Task prompt:
How many lines of these entries hold the string "this"? Answer with the number alone.

○ ○ ○

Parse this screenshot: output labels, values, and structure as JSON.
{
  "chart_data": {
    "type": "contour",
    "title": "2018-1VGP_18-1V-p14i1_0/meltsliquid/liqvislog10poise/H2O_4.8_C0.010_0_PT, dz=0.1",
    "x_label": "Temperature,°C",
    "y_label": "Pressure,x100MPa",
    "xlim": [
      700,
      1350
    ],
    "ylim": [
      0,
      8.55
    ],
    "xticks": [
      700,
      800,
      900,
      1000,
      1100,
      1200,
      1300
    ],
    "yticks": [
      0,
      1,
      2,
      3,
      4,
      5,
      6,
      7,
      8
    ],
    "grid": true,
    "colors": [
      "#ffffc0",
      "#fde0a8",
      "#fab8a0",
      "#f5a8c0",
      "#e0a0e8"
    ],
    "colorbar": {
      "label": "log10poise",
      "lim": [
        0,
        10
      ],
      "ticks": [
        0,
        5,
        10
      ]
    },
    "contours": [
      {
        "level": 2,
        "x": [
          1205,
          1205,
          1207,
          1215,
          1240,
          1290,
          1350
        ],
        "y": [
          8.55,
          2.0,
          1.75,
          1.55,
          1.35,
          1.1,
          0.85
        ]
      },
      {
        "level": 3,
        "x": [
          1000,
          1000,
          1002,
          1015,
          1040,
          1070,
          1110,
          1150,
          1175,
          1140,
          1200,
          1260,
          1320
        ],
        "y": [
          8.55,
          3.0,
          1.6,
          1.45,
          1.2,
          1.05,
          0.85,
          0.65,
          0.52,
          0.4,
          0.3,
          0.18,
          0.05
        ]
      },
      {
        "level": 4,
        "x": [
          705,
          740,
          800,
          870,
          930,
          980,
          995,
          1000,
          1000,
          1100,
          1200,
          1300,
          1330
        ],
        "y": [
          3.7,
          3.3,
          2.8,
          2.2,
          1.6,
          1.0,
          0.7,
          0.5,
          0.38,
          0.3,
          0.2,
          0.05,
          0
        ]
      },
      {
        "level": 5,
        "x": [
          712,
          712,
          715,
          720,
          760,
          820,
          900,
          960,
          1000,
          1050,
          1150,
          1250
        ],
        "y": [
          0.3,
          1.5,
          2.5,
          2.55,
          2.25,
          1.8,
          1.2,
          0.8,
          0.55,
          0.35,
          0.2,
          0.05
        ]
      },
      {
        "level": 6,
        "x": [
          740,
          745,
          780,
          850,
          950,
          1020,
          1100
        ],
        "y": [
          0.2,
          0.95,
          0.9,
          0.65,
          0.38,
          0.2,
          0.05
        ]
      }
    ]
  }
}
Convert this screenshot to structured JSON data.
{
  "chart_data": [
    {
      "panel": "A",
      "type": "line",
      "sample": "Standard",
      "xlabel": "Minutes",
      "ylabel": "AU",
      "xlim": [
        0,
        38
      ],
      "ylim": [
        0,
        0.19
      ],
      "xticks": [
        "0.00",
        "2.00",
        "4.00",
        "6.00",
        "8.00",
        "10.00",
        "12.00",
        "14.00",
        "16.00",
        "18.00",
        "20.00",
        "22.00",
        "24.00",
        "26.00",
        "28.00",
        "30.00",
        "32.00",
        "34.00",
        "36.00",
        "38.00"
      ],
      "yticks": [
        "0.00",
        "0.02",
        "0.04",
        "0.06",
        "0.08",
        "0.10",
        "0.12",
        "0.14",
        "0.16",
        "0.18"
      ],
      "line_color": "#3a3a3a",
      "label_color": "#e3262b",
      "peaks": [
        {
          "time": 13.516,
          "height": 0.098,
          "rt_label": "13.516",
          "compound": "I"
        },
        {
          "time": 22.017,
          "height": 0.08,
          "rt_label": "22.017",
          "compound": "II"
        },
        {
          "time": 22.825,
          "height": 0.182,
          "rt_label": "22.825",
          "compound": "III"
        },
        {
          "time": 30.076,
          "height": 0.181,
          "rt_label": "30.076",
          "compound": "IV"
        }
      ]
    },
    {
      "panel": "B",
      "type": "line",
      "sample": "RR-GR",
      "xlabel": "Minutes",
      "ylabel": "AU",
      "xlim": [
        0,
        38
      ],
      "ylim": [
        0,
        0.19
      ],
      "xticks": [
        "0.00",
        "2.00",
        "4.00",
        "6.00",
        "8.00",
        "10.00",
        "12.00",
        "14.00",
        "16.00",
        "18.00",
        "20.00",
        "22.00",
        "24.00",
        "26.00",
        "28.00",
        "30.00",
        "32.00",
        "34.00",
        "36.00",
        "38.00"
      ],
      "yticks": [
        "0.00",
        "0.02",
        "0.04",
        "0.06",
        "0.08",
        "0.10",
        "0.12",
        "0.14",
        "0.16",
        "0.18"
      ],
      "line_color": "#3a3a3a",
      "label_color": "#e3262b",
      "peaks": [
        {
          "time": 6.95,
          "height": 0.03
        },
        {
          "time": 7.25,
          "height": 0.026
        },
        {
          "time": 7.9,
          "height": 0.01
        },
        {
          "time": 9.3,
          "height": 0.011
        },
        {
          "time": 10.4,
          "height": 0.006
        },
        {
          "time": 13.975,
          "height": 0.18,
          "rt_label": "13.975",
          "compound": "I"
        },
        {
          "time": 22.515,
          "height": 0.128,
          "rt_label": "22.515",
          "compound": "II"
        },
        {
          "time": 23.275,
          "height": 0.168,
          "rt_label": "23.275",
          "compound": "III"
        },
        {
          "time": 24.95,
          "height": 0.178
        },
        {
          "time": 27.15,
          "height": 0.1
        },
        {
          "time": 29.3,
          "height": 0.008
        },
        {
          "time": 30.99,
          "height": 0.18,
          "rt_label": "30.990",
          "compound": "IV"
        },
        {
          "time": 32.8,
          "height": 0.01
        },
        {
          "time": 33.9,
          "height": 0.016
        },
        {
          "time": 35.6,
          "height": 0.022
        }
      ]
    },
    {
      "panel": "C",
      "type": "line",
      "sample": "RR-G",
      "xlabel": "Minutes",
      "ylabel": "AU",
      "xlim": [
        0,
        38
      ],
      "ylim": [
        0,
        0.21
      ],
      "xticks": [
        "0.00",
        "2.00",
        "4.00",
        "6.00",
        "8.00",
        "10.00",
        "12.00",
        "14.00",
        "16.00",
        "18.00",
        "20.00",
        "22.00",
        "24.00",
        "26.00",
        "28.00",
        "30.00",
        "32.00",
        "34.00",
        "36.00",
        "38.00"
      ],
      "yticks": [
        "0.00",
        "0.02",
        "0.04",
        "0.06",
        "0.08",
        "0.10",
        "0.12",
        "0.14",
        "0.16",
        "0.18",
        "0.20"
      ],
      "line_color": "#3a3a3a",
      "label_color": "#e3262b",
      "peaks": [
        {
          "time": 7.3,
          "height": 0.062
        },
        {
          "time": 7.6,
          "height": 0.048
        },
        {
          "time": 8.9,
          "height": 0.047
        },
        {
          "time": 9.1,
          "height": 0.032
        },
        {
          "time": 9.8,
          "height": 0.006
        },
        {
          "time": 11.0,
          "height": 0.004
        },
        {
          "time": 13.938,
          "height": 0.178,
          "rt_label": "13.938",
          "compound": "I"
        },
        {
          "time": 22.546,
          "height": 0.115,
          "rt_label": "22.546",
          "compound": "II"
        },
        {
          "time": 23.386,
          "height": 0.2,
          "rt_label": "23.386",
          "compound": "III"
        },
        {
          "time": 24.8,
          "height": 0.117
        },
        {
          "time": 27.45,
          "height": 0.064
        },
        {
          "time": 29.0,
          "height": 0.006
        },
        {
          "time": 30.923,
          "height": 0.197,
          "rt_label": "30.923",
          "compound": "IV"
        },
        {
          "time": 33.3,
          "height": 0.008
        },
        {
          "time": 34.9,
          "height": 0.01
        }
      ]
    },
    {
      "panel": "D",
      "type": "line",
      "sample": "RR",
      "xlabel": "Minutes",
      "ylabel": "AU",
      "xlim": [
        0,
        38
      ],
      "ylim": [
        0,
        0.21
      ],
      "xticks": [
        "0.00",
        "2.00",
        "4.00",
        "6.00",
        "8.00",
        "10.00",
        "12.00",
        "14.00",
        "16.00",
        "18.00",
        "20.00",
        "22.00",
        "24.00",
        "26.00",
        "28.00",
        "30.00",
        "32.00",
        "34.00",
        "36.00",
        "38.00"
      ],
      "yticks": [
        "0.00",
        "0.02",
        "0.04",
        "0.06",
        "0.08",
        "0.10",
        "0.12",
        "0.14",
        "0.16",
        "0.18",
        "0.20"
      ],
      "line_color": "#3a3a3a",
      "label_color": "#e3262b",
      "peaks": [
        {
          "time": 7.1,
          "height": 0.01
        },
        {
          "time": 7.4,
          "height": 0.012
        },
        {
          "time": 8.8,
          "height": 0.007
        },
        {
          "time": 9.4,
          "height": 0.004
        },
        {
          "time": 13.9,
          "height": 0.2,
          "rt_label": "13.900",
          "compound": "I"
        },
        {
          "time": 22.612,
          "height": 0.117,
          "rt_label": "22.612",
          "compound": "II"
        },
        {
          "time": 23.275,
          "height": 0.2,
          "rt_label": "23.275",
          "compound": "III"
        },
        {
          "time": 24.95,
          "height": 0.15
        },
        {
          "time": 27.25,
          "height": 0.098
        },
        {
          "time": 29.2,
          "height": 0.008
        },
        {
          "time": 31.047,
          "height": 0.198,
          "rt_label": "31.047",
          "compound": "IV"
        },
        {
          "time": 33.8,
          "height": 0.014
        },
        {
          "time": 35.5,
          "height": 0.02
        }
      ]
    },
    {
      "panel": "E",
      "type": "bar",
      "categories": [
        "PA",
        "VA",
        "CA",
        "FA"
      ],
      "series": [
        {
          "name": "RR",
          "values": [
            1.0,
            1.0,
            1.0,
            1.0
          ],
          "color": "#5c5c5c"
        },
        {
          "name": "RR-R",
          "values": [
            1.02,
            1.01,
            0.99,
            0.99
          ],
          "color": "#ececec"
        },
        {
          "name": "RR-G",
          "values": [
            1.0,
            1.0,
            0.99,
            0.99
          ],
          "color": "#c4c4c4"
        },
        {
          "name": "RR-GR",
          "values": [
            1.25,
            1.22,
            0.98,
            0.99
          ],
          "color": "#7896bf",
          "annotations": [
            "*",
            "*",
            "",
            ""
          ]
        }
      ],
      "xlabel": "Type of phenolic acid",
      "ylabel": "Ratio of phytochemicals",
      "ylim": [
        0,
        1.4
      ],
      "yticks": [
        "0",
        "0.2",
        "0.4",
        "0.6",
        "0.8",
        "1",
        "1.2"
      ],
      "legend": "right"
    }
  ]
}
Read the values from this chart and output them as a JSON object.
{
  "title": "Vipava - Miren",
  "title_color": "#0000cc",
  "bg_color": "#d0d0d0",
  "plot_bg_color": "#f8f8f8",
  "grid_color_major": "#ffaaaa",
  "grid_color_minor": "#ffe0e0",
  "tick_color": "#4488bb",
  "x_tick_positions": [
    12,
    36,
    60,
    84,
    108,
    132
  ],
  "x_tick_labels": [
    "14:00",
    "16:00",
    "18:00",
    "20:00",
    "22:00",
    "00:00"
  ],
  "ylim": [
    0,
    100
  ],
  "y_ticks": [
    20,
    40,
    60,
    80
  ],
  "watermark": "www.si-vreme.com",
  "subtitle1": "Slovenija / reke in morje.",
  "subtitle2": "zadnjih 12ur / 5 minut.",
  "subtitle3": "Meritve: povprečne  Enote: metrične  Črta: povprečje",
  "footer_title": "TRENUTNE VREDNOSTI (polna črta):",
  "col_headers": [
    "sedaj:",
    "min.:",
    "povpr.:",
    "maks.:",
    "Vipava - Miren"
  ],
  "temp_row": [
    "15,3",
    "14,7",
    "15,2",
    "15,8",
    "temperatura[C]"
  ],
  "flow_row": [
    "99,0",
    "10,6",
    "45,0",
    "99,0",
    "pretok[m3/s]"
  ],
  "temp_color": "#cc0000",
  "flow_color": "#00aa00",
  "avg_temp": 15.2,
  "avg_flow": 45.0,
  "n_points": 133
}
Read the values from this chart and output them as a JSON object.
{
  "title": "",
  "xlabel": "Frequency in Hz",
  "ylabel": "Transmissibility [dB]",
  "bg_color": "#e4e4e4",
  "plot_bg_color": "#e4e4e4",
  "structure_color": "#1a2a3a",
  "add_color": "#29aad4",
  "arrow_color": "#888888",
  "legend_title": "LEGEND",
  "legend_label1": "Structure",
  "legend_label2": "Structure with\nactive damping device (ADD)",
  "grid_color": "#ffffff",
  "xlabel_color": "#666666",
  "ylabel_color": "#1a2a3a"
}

○ ○ ○

Exercise result:
4